WHAT TO PRODUCE
Exact repetition is required: output every record in full.
((
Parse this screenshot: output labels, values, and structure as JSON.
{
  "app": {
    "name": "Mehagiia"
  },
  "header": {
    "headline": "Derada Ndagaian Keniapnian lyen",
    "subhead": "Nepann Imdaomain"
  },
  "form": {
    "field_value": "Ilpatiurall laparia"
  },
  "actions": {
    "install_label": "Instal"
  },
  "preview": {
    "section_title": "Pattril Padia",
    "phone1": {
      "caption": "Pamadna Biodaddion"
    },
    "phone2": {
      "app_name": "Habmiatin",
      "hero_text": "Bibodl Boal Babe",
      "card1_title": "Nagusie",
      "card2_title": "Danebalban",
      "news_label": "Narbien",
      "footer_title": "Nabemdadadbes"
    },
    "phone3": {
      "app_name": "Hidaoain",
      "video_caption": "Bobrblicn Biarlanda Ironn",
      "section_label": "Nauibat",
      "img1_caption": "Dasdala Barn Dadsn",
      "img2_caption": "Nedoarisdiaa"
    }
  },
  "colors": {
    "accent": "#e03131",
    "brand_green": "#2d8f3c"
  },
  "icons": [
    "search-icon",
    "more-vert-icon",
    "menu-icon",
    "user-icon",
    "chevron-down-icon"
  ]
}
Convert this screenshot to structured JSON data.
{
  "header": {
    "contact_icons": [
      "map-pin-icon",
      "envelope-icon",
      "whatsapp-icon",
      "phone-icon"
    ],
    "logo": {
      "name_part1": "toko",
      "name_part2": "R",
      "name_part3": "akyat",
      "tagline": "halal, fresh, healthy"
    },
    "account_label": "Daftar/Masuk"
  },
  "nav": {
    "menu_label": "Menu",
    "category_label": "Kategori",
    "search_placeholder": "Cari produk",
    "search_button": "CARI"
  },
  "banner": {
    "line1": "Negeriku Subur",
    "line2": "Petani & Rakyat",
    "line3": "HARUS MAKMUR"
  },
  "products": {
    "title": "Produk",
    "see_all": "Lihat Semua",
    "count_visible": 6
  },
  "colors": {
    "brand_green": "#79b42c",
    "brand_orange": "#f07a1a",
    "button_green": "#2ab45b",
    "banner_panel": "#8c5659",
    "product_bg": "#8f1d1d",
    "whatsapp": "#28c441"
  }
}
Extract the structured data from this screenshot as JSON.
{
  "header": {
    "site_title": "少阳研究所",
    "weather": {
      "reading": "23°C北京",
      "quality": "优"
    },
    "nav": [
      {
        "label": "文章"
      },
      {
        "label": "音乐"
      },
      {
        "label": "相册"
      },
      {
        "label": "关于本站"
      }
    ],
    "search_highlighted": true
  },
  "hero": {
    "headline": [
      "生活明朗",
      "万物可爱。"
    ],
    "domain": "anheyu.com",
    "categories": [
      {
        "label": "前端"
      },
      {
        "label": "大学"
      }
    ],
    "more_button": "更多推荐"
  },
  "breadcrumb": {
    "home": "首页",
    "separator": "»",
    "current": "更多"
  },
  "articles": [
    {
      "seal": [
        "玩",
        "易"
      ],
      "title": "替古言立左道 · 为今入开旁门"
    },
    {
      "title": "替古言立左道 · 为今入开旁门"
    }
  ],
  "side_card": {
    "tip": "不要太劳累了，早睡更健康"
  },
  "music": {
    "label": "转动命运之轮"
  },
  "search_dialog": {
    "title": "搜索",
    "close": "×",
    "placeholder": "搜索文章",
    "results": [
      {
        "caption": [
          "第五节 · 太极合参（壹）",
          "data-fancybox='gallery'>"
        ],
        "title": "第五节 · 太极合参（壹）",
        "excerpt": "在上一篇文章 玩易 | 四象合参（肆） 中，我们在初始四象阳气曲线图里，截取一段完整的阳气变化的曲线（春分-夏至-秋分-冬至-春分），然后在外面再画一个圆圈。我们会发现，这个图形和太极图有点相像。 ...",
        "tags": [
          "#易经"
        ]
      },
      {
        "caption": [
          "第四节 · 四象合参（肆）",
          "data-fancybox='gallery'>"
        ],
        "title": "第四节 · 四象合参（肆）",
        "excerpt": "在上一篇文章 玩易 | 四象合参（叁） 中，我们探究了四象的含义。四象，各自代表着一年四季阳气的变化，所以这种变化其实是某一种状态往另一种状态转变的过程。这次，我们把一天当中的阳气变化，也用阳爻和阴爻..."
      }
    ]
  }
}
))
WRITTEN SOLUTION
Parse this screenshot: output labels, values, and structure as JSON.
{
  "app": {
    "name": "Mehagiia"
  },
  "header": {
    "headline": "Derada Ndagaian Keniapnian lyen",
    "subhead": "Nepann Imdaomain"
  },
  "form": {
    "field_value": "Ilpatiurall laparia"
  },
  "actions": {
    "install_label": "Instal"
  },
  "preview": {
    "section_title": "Pattril Padia",
    "phone1": {
      "caption": "Pamadna Biodaddion"
    },
    "phone2": {
      "app_name": "Habmiatin",
      "hero_text": "Bibodl Boal Babe",
      "card1_title": "Nagusie",
      "card2_title": "Danebalban",
      "news_label": "Narbien",
      "footer_title": "Nabemdadadbes"
    },
    "phone3": {
      "app_name": "Hidaoain",
      "video_caption": "Bobrblicn Biarlanda Ironn",
      "section_label": "Nauibat",
      "img1_caption": "Dasdala Barn Dadsn",
      "img2_caption": "Nedoarisdiaa"
    }
  },
  "colors": {
    "accent": "#e03131",
    "brand_green": "#2d8f3c"
  },
  "icons": [
    "search-icon",
    "more-vert-icon",
    "menu-icon",
    "user-icon",
    "chevron-down-icon"
  ]
}
Convert this screenshot to structured JSON data.
{
  "header": {
    "contact_icons": [
      "map-pin-icon",
      "envelope-icon",
      "whatsapp-icon",
      "phone-icon"
    ],
    "logo": {
      "name_part1": "toko",
      "name_part2": "R",
      "name_part3": "akyat",
      "tagline": "halal, fresh, healthy"
    },
    "account_label": "Daftar/Masuk"
  },
  "nav": {
    "menu_label": "Menu",
    "category_label": "Kategori",
    "search_placeholder": "Cari produk",
    "search_button": "CARI"
  },
  "banner": {
    "line1": "Negeriku Subur",
    "line2": "Petani & Rakyat",
    "line3": "HARUS MAKMUR"
  },
  "products": {
    "title": "Produk",
    "see_all": "Lihat Semua",
    "count_visible": 6
  },
  "colors": {
    "brand_green": "#79b42c",
    "brand_orange": "#f07a1a",
    "button_green": "#2ab45b",
    "banner_panel": "#8c5659",
    "product_bg": "#8f1d1d",
    "whatsapp": "#28c441"
  }
}
Extract the structured data from this screenshot as JSON.
{
  "header": {
    "site_title": "少阳研究所",
    "weather": {
      "reading": "23°C北京",
      "quality": "优"
    },
    "nav": [
      {
        "label": "文章"
      },
      {
        "label": "音乐"
      },
      {
        "label": "相册"
      },
      {
        "label": "关于本站"
      }
    ],
    "search_highlighted": true
  },
  "hero": {
    "headline": [
      "生活明朗",
      "万物可爱。"
    ],
    "domain": "anheyu.com",
    "categories": [
      {
        "label": "前端"
      },
      {
        "label": "大学"
      }
    ],
    "more_button": "更多推荐"
  },
  "breadcrumb": {
    "home": "首页",
    "separator": "»",
    "current": "更多"
  },
  "articles": [
    {
      "seal": [
        "玩",
        "易"
      ],
      "title": "替古言立左道 · 为今入开旁门"
    },
    {
      "title": "替古言立左道 · 为今入开旁门"
    }
  ],
  "side_card": {
    "tip": "不要太劳累了，早睡更健康"
  },
  "music": {
    "label": "转动命运之轮"
  },
  "search_dialog": {
    "title": "搜索",
    "close": "×",
    "placeholder": "搜索文章",
    "results": [
      {
        "caption": [
          "第五节 · 太极合参（壹）",
          "data-fancybox='gallery'>"
        ],
        "title": "第五节 · 太极合参（壹）",
        "excerpt": "在上一篇文章 玩易 | 四象合参（肆） 中，我们在初始四象阳气曲线图里，截取一段完整的阳气变化的曲线（春分-夏至-秋分-冬至-春分），然后在外面再画一个圆圈。我们会发现，这个图形和太极图有点相像。 ...",
        "tags": [
          "#易经"
        ]
      },
      {
        "caption": [
          "第四节 · 四象合参（肆）",
          "data-fancybox='gallery'>"
        ],
        "title": "第四节 · 四象合参（肆）",
        "excerpt": "在上一篇文章 玩易 | 四象合参（叁） 中，我们探究了四象的含义。四象，各自代表着一年四季阳气的变化，所以这种变化其实是某一种状态往另一种状态转变的过程。这次，我们把一天当中的阳气变化，也用阳爻和阴爻..."
      }
    ]
  }
}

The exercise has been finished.